SHORT PROBLEM: Without omitting anything, retype the data that follows.

══ DATA SHOWN

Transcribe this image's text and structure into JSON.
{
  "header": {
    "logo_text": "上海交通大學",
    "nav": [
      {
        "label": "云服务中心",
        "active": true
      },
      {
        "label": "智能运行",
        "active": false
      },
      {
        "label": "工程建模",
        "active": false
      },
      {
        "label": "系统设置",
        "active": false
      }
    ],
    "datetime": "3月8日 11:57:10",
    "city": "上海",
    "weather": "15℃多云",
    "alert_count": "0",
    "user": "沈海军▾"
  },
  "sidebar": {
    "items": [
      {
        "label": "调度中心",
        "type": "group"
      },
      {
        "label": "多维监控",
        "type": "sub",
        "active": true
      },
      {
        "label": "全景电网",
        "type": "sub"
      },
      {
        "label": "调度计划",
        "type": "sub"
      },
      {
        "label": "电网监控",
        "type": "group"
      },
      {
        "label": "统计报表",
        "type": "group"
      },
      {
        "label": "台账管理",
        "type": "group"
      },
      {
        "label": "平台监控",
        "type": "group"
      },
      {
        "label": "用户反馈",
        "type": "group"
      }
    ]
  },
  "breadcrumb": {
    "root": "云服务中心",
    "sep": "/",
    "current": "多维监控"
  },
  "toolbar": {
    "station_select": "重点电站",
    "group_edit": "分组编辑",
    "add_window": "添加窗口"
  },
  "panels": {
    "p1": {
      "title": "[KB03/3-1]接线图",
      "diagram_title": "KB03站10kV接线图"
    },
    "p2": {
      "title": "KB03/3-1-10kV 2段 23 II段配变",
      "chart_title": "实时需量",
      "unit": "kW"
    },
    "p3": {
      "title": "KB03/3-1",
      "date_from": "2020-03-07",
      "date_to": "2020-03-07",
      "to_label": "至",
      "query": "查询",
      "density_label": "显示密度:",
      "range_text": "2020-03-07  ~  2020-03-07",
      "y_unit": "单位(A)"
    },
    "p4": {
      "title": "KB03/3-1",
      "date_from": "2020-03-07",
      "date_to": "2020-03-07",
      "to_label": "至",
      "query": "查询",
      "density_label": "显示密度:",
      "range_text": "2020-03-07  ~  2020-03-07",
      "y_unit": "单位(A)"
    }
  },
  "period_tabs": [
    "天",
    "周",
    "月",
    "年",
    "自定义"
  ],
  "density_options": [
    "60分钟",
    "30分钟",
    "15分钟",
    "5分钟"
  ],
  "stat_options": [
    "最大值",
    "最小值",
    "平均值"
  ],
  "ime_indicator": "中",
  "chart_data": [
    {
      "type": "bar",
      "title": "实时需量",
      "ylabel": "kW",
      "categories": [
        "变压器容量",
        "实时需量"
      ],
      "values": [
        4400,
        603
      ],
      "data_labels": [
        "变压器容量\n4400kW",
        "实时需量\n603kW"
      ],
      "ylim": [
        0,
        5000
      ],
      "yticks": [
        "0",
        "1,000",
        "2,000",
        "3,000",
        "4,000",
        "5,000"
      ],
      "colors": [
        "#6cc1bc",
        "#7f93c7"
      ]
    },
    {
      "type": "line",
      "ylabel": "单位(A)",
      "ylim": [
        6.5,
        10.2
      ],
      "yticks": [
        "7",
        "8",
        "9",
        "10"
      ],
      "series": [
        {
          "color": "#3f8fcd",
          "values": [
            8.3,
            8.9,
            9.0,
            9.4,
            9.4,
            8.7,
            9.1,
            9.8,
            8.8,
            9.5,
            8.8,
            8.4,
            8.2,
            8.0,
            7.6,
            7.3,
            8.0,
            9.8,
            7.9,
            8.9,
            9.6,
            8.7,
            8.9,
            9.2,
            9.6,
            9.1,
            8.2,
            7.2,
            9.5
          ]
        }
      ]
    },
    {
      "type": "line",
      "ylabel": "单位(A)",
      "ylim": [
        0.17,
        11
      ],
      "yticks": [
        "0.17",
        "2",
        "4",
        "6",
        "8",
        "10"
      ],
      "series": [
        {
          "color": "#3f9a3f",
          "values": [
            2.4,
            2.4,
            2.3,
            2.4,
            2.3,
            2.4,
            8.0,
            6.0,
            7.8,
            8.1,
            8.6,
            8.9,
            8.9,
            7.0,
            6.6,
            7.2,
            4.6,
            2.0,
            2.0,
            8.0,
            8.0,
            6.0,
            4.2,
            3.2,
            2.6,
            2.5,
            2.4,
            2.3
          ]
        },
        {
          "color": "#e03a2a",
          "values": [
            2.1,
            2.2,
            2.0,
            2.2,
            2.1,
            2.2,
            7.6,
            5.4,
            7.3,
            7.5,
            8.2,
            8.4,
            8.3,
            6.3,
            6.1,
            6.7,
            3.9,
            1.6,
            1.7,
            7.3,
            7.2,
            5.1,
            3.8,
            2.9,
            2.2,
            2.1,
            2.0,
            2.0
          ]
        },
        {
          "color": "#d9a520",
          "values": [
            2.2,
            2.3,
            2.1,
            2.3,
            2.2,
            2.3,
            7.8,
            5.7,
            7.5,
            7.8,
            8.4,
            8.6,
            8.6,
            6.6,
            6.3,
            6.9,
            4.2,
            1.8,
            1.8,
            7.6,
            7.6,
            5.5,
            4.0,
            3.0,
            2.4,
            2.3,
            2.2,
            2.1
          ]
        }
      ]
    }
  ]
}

════

ANSWER FOR THE TASK:
Transcribe this image's text and structure into JSON.
{
  "header": {
    "logo_text": "上海交通大學",
    "nav": [
      {
        "label": "云服务中心",
        "active": true
      },
      {
        "label": "智能运行",
        "active": false
      },
      {
        "label": "工程建模",
        "active": false
      },
      {
        "label": "系统设置",
        "active": false
      }
    ],
    "datetime": "3月8日 11:57:10",
    "city": "上海",
    "weather": "15℃多云",
    "alert_count": "0",
    "user": "沈海军▾"
  },
  "sidebar": {
    "items": [
      {
        "label": "调度中心",
        "type": "group"
      },
      {
        "label": "多维监控",
        "type": "sub",
        "active": true
      },
      {
        "label": "全景电网",
        "type": "sub"
      },
      {
        "label": "调度计划",
        "type": "sub"
      },
      {
        "label": "电网监控",
        "type": "group"
      },
      {
        "label": "统计报表",
        "type": "group"
      },
      {
        "label": "台账管理",
        "type": "group"
      },
      {
        "label": "平台监控",
        "type": "group"
      },
      {
        "label": "用户反馈",
        "type": "group"
      }
    ]
  },
  "breadcrumb": {
    "root": "云服务中心",
    "sep": "/",
    "current": "多维监控"
  },
  "toolbar": {
    "station_select": "重点电站",
    "group_edit": "分组编辑",
    "add_window": "添加窗口"
  },
  "panels": {
    "p1": {
      "title": "[KB03/3-1]接线图",
      "diagram_title": "KB03站10kV接线图"
    },
    "p2": {
      "title": "KB03/3-1-10kV 2段 23 II段配变",
      "chart_title": "实时需量",
      "unit": "kW"
    },
    "p3": {
      "title": "KB03/3-1",
      "date_from": "2020-03-07",
      "date_to": "2020-03-07",
      "to_label": "至",
      "query": "查询",
      "density_label": "显示密度:",
      "range_text": "2020-03-07  ~  2020-03-07",
      "y_unit": "单位(A)"
    },
    "p4": {
      "title": "KB03/3-1",
      "date_from": "2020-03-07",
      "date_to": "2020-03-07",
      "to_label": "至",
      "query": "查询",
      "density_label": "显示密度:",
      "range_text": "2020-03-07  ~  2020-03-07",
      "y_unit": "单位(A)"
    }
  },
  "period_tabs": [
    "天",
    "周",
    "月",
    "年",
    "自定义"
  ],
  "density_options": [
    "60分钟",
    "30分钟",
    "15分钟",
    "5分钟"
  ],
  "stat_options": [
    "最大值",
    "最小值",
    "平均值"
  ],
  "ime_indicator": "中",
  "chart_data": [
    {
      "type": "bar",
      "title": "实时需量",
      "ylabel": "kW",
      "categories": [
        "变压器容量",
        "实时需量"
      ],
      "values": [
        4400,
        603
      ],
      "data_labels": [
        "变压器容量\n4400kW",
        "实时需量\n603kW"
      ],
      "ylim": [
        0,
        5000
      ],
      "yticks": [
        "0",
        "1,000",
        "2,000",
        "3,000",
        "4,000",
        "5,000"
      ],
      "colors": [
        "#6cc1bc",
        "#7f93c7"
      ]
    },
    {
      "type": "line",
      "ylabel": "单位(A)",
      "ylim": [
        6.5,
        10.2
      ],
      "yticks": [
        "7",
        "8",
        "9",
        "10"
      ],
      "series": [
        {
          "color": "#3f8fcd",
          "values": [
            8.3,
            8.9,
            9.0,
            9.4,
            9.4,
            8.7,
            9.1,
            9.8,
            8.8,
            9.5,
            8.8,
            8.4,
            8.2,
            8.0,
            7.6,
            7.3,
            8.0,
            9.8,
            7.9,
            8.9,
            9.6,
            8.7,
            8.9,
            9.2,
            9.6,
            9.1,
            8.2,
            7.2,
            9.5
          ]
        }
      ]
    },
    {
      "type": "line",
      "ylabel": "单位(A)",
      "ylim": [
        0.17,
        11
      ],
      "yticks": [
        "0.17",
        "2",
        "4",
        "6",
        "8",
        "10"
      ],
      "series": [
        {
          "color": "#3f9a3f",
          "values": [
            2.4,
            2.4,
            2.3,
            2.4,
            2.3,
            2.4,
            8.0,
            6.0,
            7.8,
            8.1,
            8.6,
            8.9,
            8.9,
            7.0,
            6.6,
            7.2,
            4.6,
            2.0,
            2.0,
            8.0,
            8.0,
            6.0,
            4.2,
            3.2,
            2.6,
            2.5,
            2.4,
            2.3
          ]
        },
        {
          "color": "#e03a2a",
          "values": [
            2.1,
            2.2,
            2.0,
            2.2,
            2.1,
            2.2,
            7.6,
            5.4,
            7.3,
            7.5,
            8.2,
            8.4,
            8.3,
            6.3,
            6.1,
            6.7,
            3.9,
            1.6,
            1.7,
            7.3,
            7.2,
            5.1,
            3.8,
            2.9,
            2.2,
            2.1,
            2.0,
            2.0
          ]
        },
        {
          "color": "#d9a520",
          "values": [
            2.2,
            2.3,
            2.1,
            2.3,
            2.2,
            2.3,
            7.8,
            5.7,
            7.5,
            7.8,
            8.4,
            8.6,
            8.6,
            6.6,
            6.3,
            6.9,
            4.2,
            1.8,
            1.8,
            7.6,
            7.6,
            5.5,
            4.0,
            3.0,
            2.4,
            2.3,
            2.2,
            2.1
          ]
        }
      ]
    }
  ]
}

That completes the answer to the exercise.